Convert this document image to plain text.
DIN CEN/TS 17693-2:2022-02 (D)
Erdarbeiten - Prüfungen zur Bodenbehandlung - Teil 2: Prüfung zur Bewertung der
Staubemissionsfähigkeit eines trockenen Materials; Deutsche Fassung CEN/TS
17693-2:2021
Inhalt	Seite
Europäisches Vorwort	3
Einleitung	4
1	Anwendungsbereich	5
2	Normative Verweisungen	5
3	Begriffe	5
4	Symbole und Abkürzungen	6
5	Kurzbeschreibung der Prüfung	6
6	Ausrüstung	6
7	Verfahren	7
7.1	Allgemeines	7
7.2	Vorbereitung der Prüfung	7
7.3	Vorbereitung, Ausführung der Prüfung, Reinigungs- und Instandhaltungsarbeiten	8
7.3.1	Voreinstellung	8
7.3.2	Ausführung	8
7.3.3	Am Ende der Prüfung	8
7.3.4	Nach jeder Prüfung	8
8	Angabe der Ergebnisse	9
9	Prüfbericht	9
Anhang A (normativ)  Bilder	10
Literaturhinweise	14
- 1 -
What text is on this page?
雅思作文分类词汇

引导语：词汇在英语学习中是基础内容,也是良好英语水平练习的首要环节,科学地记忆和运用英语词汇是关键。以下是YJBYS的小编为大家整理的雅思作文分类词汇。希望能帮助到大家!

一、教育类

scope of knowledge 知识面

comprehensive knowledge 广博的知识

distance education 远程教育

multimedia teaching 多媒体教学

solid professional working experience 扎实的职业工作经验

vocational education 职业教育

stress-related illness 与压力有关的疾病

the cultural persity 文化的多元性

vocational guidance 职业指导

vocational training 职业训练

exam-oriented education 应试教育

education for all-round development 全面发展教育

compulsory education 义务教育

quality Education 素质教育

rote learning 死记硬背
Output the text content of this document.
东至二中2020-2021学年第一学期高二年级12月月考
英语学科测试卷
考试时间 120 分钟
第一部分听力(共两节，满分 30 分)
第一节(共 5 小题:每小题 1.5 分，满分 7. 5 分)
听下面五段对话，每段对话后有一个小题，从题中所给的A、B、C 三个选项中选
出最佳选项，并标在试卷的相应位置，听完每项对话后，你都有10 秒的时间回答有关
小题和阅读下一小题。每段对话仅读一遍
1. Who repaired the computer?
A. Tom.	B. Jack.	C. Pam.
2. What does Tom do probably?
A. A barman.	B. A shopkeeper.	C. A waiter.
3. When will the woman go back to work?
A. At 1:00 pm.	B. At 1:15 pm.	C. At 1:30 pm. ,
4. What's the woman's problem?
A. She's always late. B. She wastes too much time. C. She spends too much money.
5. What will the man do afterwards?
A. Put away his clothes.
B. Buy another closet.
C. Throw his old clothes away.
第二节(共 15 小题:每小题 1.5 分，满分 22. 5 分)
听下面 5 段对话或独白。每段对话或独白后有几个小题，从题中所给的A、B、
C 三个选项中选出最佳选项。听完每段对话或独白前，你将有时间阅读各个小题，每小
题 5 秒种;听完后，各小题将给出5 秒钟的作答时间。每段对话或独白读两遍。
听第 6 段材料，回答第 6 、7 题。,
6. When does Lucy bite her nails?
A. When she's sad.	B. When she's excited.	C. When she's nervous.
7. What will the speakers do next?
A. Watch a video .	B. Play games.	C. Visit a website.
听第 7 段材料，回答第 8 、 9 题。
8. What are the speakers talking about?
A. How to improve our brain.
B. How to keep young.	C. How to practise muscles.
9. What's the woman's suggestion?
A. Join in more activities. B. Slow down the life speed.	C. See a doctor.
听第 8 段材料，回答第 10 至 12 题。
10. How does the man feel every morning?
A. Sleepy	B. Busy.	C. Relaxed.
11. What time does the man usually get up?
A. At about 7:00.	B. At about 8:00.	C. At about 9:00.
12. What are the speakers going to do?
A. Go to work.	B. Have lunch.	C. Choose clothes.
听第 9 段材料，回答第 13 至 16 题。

__PROBLEM DESCRIPTION__.
Locate all lines holding the word "will", then copy them out.

__WRITTEN ANSWER__.
3. When will the woman go back to work?
5. What will the man do afterwards?
7. What will the speakers do next?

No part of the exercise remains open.